_Data records_.
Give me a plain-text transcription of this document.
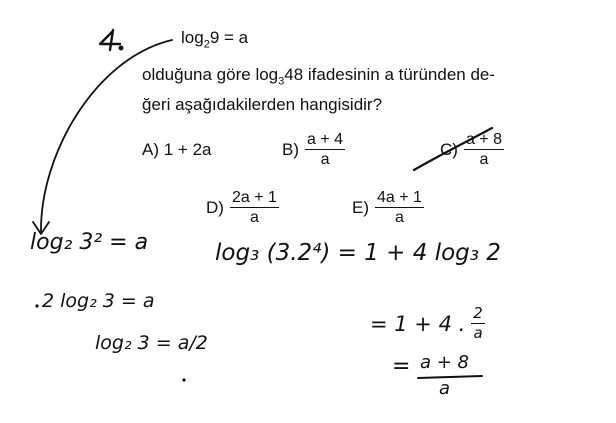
$\log_29 = a$
olduğuna göre $\log_348$ ifadesinin a türünden de-
ğeri aşağıdakilerden hangisidir?
A) 1 + 2a	$B) \frac{a + 4}{a}$	$C) \frac{a + 8}{a}$
$D) \frac{2a + 1}{a}$	$E) \frac{4a + 1}{a}$
log₂ 3² = a
2 log₂ 3 = a
log₂ 3 = a/2
log₃ (3.2⁴) = 1 + 4 log₃ 2
= 1 + 4 . $\frac{2}{a}$
= a + 8
a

_WHAT IS EXPECTED_. Reproduce the listing above exactly, excluding all pictures.

_ANSWER FOR THIS EXERCISE_.
Give me a plain-text transcription of this document.
$\log_29 = a$
olduğuna göre $\log_348$ ifadesinin a türünden de-
ğeri aşağıdakilerden hangisidir?
A) 1 + 2a	$B) \frac{a + 4}{a}$	$C) \frac{a + 8}{a}$
$D) \frac{2a + 1}{a}$	$E) \frac{4a + 1}{a}$
log₂ 3² = a
2 log₂ 3 = a
log₂ 3 = a/2
log₃ (3.2⁴) = 1 + 4 log₃ 2
= 1 + 4 . $\frac{2}{a}$
= a + 8
a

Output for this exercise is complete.